Material:
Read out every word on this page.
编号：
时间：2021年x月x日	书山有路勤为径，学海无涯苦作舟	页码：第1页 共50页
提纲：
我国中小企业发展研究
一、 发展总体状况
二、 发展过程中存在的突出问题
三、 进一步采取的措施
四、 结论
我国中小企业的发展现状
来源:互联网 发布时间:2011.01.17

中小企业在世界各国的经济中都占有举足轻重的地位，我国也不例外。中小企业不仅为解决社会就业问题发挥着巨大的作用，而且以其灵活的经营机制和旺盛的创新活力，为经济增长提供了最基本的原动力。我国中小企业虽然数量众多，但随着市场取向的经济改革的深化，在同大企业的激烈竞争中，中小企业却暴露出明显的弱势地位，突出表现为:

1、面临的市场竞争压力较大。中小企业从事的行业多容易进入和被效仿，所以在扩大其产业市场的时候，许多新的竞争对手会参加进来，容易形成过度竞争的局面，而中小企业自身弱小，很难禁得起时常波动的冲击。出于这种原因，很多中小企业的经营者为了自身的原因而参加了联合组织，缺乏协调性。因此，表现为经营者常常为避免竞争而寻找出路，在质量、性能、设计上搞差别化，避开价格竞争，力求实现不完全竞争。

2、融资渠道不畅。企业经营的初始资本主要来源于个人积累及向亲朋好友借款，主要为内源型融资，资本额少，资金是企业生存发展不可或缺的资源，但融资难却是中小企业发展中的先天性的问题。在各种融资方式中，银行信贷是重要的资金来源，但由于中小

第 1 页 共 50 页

--

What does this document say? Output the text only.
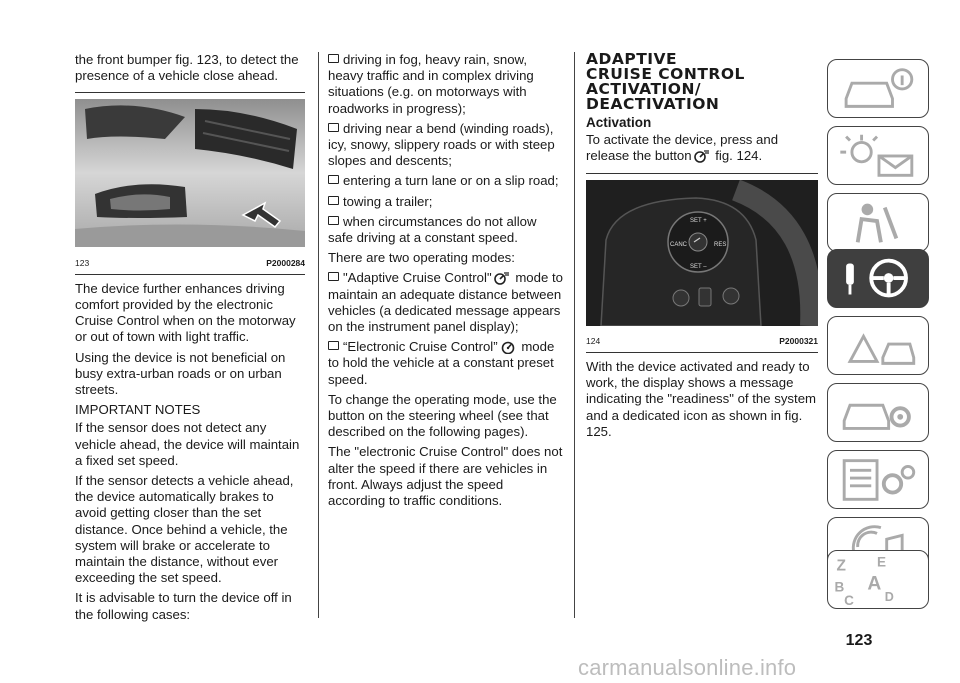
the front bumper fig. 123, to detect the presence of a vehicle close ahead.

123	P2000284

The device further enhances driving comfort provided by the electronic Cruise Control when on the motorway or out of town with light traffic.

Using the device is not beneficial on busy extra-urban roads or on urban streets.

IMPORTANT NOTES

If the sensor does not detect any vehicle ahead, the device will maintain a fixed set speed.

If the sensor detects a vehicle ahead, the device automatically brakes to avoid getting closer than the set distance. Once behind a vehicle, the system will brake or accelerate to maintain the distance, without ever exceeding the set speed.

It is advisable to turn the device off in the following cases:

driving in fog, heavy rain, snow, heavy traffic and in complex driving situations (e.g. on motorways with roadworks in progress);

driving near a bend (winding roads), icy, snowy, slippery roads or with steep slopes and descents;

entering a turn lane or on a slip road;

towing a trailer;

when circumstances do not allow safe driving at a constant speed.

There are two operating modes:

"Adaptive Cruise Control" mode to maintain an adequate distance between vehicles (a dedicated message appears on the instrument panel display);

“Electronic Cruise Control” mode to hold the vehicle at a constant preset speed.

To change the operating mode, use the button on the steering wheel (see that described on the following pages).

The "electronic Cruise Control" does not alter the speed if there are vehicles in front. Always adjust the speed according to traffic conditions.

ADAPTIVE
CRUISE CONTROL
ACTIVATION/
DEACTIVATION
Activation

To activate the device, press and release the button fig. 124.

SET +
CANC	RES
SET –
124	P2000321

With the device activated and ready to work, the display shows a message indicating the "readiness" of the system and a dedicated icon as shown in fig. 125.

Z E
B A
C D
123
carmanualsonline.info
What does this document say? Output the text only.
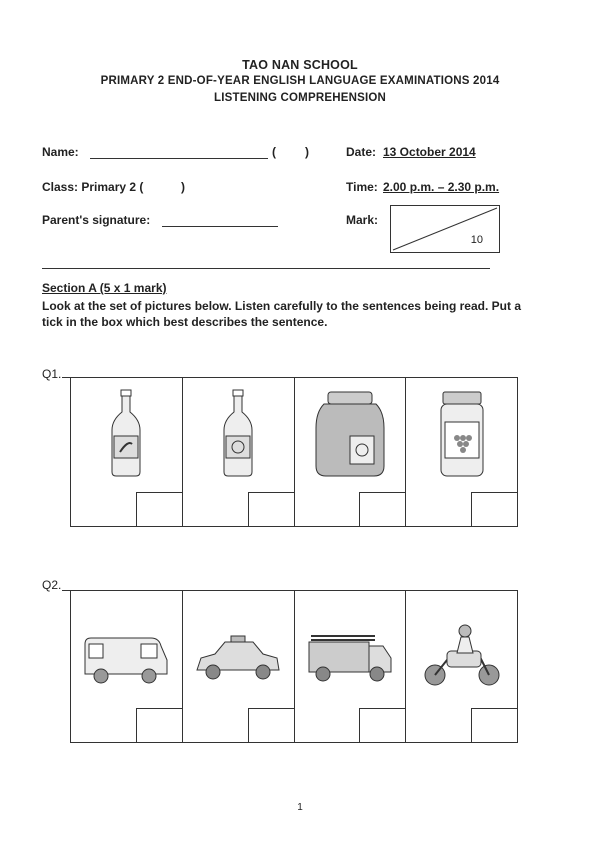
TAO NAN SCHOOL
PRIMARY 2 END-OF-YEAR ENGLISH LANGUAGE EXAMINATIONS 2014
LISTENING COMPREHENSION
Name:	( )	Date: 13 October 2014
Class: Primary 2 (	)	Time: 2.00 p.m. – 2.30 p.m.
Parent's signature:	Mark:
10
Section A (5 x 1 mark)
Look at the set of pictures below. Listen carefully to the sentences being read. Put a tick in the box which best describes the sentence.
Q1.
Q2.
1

Instructions for the task: Pick out every line with the string "message" and copy it.

Final answer:
"Adaptive Cruise Control" mode to maintain an adequate distance between vehicles (a dedicated message appears on the instrument panel display);
With the device activated and ready to work, the display shows a message indicating the "readiness" of the system and a dedicated icon as shown in fig. 125.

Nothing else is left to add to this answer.